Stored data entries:
BEGIN

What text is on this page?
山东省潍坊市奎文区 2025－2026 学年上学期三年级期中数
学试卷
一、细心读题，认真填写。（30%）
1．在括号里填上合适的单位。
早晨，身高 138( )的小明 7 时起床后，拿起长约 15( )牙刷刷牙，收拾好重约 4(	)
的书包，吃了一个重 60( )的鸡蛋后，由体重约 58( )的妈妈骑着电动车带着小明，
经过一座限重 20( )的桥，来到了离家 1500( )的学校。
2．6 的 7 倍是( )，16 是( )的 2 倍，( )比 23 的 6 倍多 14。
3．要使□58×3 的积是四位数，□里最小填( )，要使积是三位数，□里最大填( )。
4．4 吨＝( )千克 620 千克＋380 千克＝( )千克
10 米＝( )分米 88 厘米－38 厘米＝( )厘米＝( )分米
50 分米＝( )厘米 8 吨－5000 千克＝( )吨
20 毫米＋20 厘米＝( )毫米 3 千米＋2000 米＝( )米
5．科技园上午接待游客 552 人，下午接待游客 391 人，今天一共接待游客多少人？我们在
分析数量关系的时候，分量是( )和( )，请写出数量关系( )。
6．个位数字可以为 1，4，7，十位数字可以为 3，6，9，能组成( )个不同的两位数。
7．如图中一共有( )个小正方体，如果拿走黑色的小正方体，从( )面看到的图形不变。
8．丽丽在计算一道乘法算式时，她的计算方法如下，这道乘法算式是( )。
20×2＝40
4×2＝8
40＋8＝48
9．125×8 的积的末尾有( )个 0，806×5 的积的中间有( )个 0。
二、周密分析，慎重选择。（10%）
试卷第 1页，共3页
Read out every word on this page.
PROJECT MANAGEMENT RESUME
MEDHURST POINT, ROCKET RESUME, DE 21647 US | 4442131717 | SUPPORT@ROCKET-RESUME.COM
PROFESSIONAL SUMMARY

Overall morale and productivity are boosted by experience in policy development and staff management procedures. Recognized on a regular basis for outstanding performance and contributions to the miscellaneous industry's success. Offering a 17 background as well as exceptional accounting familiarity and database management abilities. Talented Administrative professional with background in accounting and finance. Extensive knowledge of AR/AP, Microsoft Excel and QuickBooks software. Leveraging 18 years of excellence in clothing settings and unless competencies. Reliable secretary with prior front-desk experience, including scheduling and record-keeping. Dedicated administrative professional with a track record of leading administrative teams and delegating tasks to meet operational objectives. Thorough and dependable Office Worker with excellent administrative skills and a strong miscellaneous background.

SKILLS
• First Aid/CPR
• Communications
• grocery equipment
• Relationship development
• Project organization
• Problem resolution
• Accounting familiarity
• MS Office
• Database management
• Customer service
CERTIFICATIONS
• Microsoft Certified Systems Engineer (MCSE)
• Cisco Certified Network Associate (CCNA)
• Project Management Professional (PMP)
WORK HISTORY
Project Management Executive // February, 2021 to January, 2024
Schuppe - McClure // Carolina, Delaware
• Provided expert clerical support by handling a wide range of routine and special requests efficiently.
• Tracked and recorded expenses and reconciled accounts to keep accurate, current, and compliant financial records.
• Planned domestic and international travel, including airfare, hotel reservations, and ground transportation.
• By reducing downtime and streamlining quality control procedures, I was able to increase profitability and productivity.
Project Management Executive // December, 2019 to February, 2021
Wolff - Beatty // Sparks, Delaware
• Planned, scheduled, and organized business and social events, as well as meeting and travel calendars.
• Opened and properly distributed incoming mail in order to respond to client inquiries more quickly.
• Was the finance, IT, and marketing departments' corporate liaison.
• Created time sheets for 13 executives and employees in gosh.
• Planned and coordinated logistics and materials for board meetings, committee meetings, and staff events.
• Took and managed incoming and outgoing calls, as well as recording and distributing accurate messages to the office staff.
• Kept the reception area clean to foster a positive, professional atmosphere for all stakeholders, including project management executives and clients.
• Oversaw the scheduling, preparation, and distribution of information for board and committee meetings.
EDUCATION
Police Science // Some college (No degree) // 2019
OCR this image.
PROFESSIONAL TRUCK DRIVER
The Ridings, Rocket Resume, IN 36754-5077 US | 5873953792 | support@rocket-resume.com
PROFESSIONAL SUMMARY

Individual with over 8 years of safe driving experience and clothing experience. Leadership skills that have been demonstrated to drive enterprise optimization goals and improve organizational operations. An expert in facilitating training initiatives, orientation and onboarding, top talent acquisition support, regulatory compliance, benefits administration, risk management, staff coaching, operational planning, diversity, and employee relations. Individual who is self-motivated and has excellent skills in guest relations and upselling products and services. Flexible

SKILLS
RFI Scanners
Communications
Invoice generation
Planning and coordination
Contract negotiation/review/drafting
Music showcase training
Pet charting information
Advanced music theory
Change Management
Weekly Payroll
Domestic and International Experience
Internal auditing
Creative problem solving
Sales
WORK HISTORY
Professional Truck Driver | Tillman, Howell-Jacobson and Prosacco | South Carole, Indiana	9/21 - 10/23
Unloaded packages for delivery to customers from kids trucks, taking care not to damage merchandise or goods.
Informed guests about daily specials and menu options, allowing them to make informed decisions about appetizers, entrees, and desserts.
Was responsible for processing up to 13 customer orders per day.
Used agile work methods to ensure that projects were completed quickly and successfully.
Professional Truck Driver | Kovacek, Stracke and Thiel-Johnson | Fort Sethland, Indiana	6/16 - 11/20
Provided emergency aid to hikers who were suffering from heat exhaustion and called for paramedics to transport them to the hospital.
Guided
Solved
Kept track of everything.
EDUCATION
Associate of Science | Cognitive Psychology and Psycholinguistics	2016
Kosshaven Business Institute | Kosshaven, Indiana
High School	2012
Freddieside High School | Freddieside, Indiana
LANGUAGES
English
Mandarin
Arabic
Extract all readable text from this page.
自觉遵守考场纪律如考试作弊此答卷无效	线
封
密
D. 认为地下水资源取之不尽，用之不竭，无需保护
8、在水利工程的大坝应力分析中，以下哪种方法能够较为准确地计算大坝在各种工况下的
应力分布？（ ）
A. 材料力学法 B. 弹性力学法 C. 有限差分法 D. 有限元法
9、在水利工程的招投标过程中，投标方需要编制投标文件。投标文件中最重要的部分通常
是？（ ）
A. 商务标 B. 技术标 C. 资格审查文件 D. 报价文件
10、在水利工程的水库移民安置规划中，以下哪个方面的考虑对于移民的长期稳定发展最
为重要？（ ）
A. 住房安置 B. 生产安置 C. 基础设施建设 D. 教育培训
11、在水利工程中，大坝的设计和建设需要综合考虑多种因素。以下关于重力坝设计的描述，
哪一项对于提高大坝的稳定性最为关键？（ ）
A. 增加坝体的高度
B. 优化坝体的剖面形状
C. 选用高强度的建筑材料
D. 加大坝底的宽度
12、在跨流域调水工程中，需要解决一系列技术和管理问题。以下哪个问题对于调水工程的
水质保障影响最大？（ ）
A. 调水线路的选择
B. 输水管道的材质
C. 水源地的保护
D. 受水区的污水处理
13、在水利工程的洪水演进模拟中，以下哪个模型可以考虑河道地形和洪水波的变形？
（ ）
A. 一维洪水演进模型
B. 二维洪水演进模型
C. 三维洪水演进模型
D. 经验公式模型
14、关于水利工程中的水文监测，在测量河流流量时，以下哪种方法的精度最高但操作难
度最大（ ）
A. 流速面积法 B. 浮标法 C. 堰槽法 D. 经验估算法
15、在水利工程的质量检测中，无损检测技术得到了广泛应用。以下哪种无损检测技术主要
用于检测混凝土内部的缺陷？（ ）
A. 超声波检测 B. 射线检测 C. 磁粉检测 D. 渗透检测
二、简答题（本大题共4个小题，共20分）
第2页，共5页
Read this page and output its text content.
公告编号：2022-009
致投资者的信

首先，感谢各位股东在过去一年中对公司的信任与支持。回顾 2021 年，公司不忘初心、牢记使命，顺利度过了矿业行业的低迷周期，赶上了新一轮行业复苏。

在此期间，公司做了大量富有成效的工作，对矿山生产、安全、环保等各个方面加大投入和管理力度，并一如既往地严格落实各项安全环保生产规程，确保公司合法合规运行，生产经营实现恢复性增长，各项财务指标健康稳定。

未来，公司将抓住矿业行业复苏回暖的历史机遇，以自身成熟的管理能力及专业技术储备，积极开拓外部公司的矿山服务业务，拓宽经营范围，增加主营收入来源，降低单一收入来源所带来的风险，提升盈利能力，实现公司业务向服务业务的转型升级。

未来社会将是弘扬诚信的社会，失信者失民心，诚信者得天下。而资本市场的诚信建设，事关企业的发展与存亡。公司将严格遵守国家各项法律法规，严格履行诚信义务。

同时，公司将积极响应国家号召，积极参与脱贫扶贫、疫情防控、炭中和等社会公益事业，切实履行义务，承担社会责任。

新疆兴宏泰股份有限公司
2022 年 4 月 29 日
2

END

**Problem description**
Find how many lines of the entries contain "familiarity". Respond with the number only.

**Result of the exercise**
2